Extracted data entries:

#####

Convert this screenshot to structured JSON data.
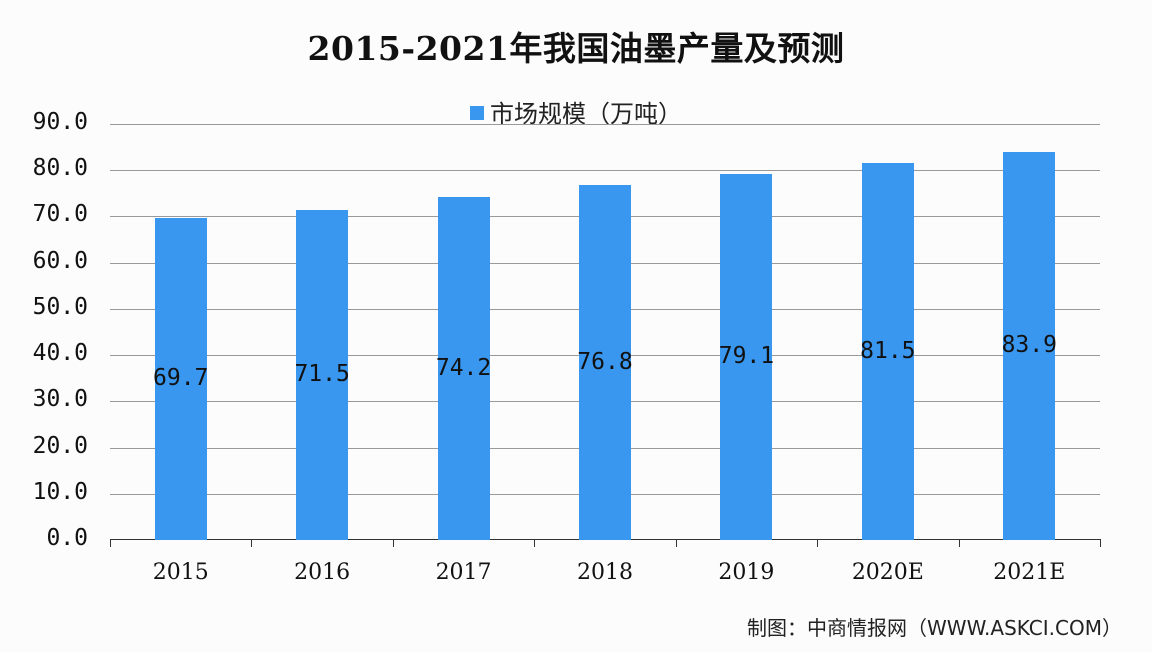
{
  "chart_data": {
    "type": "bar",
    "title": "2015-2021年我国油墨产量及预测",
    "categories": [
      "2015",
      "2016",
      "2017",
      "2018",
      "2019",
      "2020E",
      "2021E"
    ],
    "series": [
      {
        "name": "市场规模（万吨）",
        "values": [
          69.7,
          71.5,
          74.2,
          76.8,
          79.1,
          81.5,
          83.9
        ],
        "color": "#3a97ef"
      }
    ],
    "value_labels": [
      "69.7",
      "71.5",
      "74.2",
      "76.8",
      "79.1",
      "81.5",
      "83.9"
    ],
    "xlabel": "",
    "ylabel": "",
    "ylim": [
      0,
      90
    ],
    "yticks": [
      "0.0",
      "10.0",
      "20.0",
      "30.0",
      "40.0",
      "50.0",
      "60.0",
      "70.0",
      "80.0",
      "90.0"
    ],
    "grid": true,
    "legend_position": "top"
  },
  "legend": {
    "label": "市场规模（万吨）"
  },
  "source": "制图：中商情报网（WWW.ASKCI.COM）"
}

#####

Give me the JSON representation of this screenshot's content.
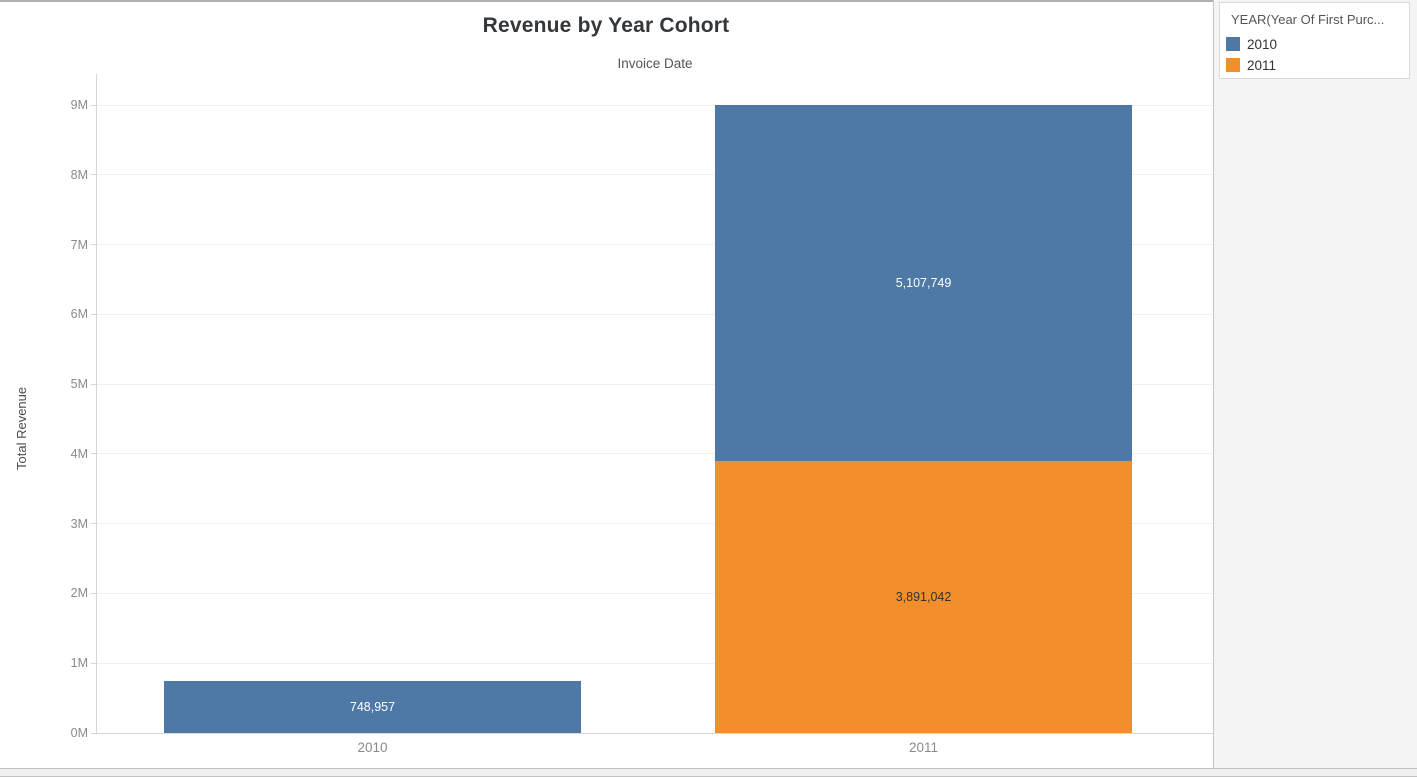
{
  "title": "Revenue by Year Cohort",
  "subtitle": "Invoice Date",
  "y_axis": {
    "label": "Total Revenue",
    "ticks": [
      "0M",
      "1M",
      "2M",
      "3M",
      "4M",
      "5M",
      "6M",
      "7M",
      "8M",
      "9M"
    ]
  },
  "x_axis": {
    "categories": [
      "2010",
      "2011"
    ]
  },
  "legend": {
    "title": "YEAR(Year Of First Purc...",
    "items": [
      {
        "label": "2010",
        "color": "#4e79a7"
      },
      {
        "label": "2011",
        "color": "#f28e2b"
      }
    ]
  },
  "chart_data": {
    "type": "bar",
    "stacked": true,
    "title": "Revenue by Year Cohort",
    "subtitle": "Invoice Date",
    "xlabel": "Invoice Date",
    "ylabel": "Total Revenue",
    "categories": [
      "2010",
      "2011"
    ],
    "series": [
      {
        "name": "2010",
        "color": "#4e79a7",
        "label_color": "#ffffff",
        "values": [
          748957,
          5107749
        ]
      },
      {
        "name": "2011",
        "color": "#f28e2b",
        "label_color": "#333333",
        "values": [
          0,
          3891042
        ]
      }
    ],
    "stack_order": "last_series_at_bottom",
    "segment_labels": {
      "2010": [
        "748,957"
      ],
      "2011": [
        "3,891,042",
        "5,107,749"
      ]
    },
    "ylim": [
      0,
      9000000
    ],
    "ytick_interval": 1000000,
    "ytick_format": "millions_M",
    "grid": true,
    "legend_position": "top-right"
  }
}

#####

Your objective:
Find how many lines in the listing contain the word "screenshot" and give that count alone.

Solution below:
2